%%

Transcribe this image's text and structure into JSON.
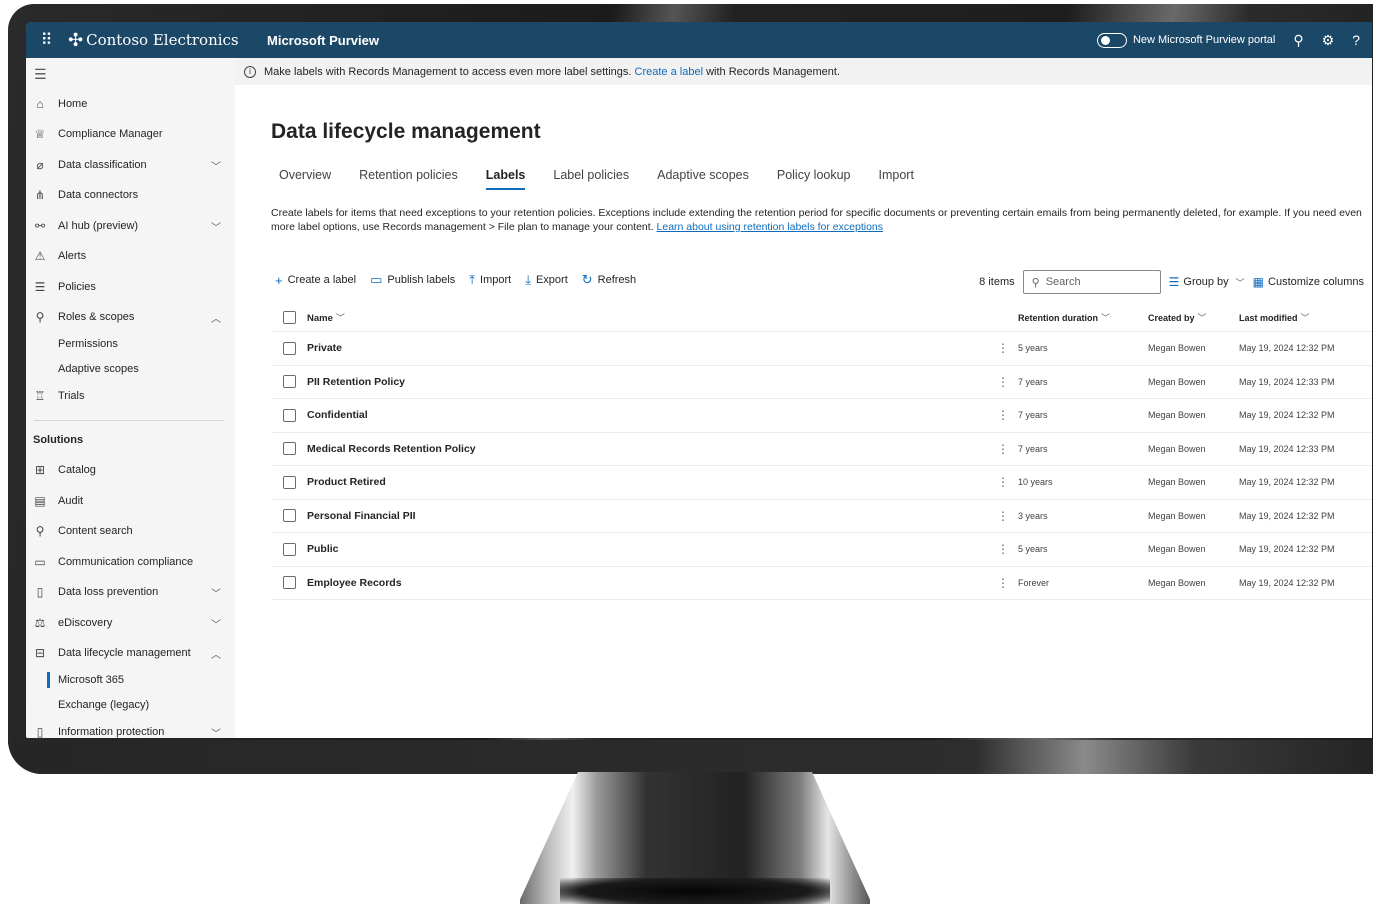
{
  "topbar": {
    "org_name": "Contoso Electronics",
    "product": "Microsoft Purview",
    "portal_toggle_label": "New Microsoft Purview portal"
  },
  "sidebar": {
    "items": [
      {
        "label": "Home",
        "icon": "home-icon"
      },
      {
        "label": "Compliance Manager",
        "icon": "trophy-icon"
      },
      {
        "label": "Data classification",
        "icon": "tag-icon",
        "chevron": "down"
      },
      {
        "label": "Data connectors",
        "icon": "connector-icon"
      },
      {
        "label": "AI hub (preview)",
        "icon": "ai-hub-icon",
        "chevron": "down"
      },
      {
        "label": "Alerts",
        "icon": "alert-icon"
      },
      {
        "label": "Policies",
        "icon": "policies-icon"
      },
      {
        "label": "Roles & scopes",
        "icon": "roles-icon",
        "chevron": "up"
      },
      {
        "label": "Permissions",
        "sub": true
      },
      {
        "label": "Adaptive scopes",
        "sub": true
      },
      {
        "label": "Trials",
        "icon": "trials-icon"
      }
    ],
    "solutions_heading": "Solutions",
    "solutions": [
      {
        "label": "Catalog",
        "icon": "catalog-icon"
      },
      {
        "label": "Audit",
        "icon": "audit-icon"
      },
      {
        "label": "Content search",
        "icon": "search-icon"
      },
      {
        "label": "Communication compliance",
        "icon": "communication-icon"
      },
      {
        "label": "Data loss prevention",
        "icon": "dlp-icon",
        "chevron": "down"
      },
      {
        "label": "eDiscovery",
        "icon": "ediscovery-icon",
        "chevron": "down"
      },
      {
        "label": "Data lifecycle management",
        "icon": "lifecycle-icon",
        "chevron": "up"
      },
      {
        "label": "Microsoft 365",
        "sub": true,
        "active": true
      },
      {
        "label": "Exchange (legacy)",
        "sub": true
      },
      {
        "label": "Information protection",
        "icon": "info-protection-icon",
        "chevron": "down"
      }
    ]
  },
  "banner": {
    "text_before": "Make labels with Records Management to access even more label settings.",
    "link": "Create a label",
    "text_after": "with Records Management."
  },
  "page": {
    "title": "Data lifecycle management",
    "tabs": [
      "Overview",
      "Retention policies",
      "Labels",
      "Label policies",
      "Adaptive scopes",
      "Policy lookup",
      "Import"
    ],
    "active_tab": "Labels",
    "description": "Create labels for items that need exceptions to your retention policies. Exceptions include extending the retention period for specific documents or preventing certain emails from being permanently deleted, for example. If you need even more label options, use Records management > File plan to manage your content.",
    "description_link": "Learn about using retention labels for exceptions"
  },
  "toolbar": {
    "create": "Create a label",
    "publish": "Publish labels",
    "import": "Import",
    "export": "Export",
    "refresh": "Refresh",
    "count": "8 items",
    "search_placeholder": "Search",
    "group_by": "Group by",
    "customize": "Customize columns"
  },
  "table": {
    "columns": [
      "Name",
      "Retention duration",
      "Created by",
      "Last modified"
    ],
    "rows": [
      {
        "name": "Private",
        "retention": "5 years",
        "created_by": "Megan Bowen",
        "modified": "May 19, 2024 12:32 PM"
      },
      {
        "name": "PII Retention Policy",
        "retention": "7 years",
        "created_by": "Megan Bowen",
        "modified": "May 19, 2024 12:33 PM"
      },
      {
        "name": "Confidential",
        "retention": "7 years",
        "created_by": "Megan Bowen",
        "modified": "May 19, 2024 12:32 PM"
      },
      {
        "name": "Medical Records Retention Policy",
        "retention": "7 years",
        "created_by": "Megan Bowen",
        "modified": "May 19, 2024 12:33 PM"
      },
      {
        "name": "Product Retired",
        "retention": "10 years",
        "created_by": "Megan Bowen",
        "modified": "May 19, 2024 12:32 PM"
      },
      {
        "name": "Personal Financial PII",
        "retention": "3 years",
        "created_by": "Megan Bowen",
        "modified": "May 19, 2024 12:32 PM"
      },
      {
        "name": "Public",
        "retention": "5 years",
        "created_by": "Megan Bowen",
        "modified": "May 19, 2024 12:32 PM"
      },
      {
        "name": "Employee Records",
        "retention": "Forever",
        "created_by": "Megan Bowen",
        "modified": "May 19, 2024 12:32 PM"
      }
    ]
  },
  "colors": {
    "topbar": "#1c4867",
    "accent": "#0f6cbd",
    "sidebar_bg": "#f5f5f5"
  }
}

%%

Copy every single line of the material above that holds "Records".

*Output of the exercise*.
    "text_before": "Make labels with Records Management to access even more label settings.",
    "text_after": "with Records Management."
    "description": "Create labels for items that need exceptions to your retention policies. Exceptions include extending the retention period for specific documents or preventing certain emails from being permanently deleted, for example. If you need even more label options, use Records management > File plan to manage your content.",
        "name": "Medical Records Retention Policy",
        "name": "Employee Records",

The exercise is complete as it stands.